Work to do. Transcribe the records below exactly as they appear.

Stored data:
******************************

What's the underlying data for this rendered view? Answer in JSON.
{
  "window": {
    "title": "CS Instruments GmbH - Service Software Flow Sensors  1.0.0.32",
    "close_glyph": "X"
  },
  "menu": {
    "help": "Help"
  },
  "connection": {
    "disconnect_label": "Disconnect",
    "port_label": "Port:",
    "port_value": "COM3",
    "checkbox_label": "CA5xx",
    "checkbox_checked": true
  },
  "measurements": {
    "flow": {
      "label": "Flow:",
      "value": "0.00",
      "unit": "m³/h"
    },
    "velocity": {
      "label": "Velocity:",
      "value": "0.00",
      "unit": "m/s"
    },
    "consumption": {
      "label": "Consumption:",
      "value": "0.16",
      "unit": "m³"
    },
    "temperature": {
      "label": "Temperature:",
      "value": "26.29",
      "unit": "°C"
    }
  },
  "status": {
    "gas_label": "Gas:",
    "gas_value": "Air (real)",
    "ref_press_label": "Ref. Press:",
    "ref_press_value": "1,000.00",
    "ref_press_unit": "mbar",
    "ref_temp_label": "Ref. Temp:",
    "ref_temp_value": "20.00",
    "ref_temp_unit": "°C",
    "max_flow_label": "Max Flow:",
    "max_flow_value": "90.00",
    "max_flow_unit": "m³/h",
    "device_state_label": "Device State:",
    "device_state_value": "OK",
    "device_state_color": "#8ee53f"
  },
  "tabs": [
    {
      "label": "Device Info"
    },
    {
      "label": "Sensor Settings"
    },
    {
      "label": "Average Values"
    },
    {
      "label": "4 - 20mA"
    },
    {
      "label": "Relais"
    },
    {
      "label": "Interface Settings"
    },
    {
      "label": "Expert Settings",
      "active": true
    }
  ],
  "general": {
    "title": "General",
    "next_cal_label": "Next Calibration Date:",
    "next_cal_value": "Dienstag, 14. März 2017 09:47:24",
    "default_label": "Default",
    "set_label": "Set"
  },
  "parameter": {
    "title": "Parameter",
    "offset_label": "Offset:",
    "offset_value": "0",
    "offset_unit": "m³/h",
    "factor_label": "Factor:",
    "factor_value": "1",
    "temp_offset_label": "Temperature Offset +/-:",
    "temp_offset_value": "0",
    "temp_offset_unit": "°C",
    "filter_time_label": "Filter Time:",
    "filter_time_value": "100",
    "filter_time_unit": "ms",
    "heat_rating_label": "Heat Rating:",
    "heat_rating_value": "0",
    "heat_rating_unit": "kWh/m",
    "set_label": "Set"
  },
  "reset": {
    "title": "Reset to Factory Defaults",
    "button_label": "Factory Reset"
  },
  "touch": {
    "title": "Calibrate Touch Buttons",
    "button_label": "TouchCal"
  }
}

******************************

Task answer.
What's the underlying data for this rendered view? Answer in JSON.
{
  "window": {
    "title": "CS Instruments GmbH - Service Software Flow Sensors  1.0.0.32",
    "close_glyph": "X"
  },
  "menu": {
    "help": "Help"
  },
  "connection": {
    "disconnect_label": "Disconnect",
    "port_label": "Port:",
    "port_value": "COM3",
    "checkbox_label": "CA5xx",
    "checkbox_checked": true
  },
  "measurements": {
    "flow": {
      "label": "Flow:",
      "value": "0.00",
      "unit": "m³/h"
    },
    "velocity": {
      "label": "Velocity:",
      "value": "0.00",
      "unit": "m/s"
    },
    "consumption": {
      "label": "Consumption:",
      "value": "0.16",
      "unit": "m³"
    },
    "temperature": {
      "label": "Temperature:",
      "value": "26.29",
      "unit": "°C"
    }
  },
  "status": {
    "gas_label": "Gas:",
    "gas_value": "Air (real)",
    "ref_press_label": "Ref. Press:",
    "ref_press_value": "1,000.00",
    "ref_press_unit": "mbar",
    "ref_temp_label": "Ref. Temp:",
    "ref_temp_value": "20.00",
    "ref_temp_unit": "°C",
    "max_flow_label": "Max Flow:",
    "max_flow_value": "90.00",
    "max_flow_unit": "m³/h",
    "device_state_label": "Device State:",
    "device_state_value": "OK",
    "device_state_color": "#8ee53f"
  },
  "tabs": [
    {
      "label": "Device Info"
    },
    {
      "label": "Sensor Settings"
    },
    {
      "label": "Average Values"
    },
    {
      "label": "4 - 20mA"
    },
    {
      "label": "Relais"
    },
    {
      "label": "Interface Settings"
    },
    {
      "label": "Expert Settings",
      "active": true
    }
  ],
  "general": {
    "title": "General",
    "next_cal_label": "Next Calibration Date:",
    "next_cal_value": "Dienstag, 14. März 2017 09:47:24",
    "default_label": "Default",
    "set_label": "Set"
  },
  "parameter": {
    "title": "Parameter",
    "offset_label": "Offset:",
    "offset_value": "0",
    "offset_unit": "m³/h",
    "factor_label": "Factor:",
    "factor_value": "1",
    "temp_offset_label": "Temperature Offset +/-:",
    "temp_offset_value": "0",
    "temp_offset_unit": "°C",
    "filter_time_label": "Filter Time:",
    "filter_time_value": "100",
    "filter_time_unit": "ms",
    "heat_rating_label": "Heat Rating:",
    "heat_rating_value": "0",
    "heat_rating_unit": "kWh/m",
    "set_label": "Set"
  },
  "reset": {
    "title": "Reset to Factory Defaults",
    "button_label": "Factory Reset"
  },
  "touch": {
    "title": "Calibrate Touch Buttons",
    "button_label": "TouchCal"
  }
}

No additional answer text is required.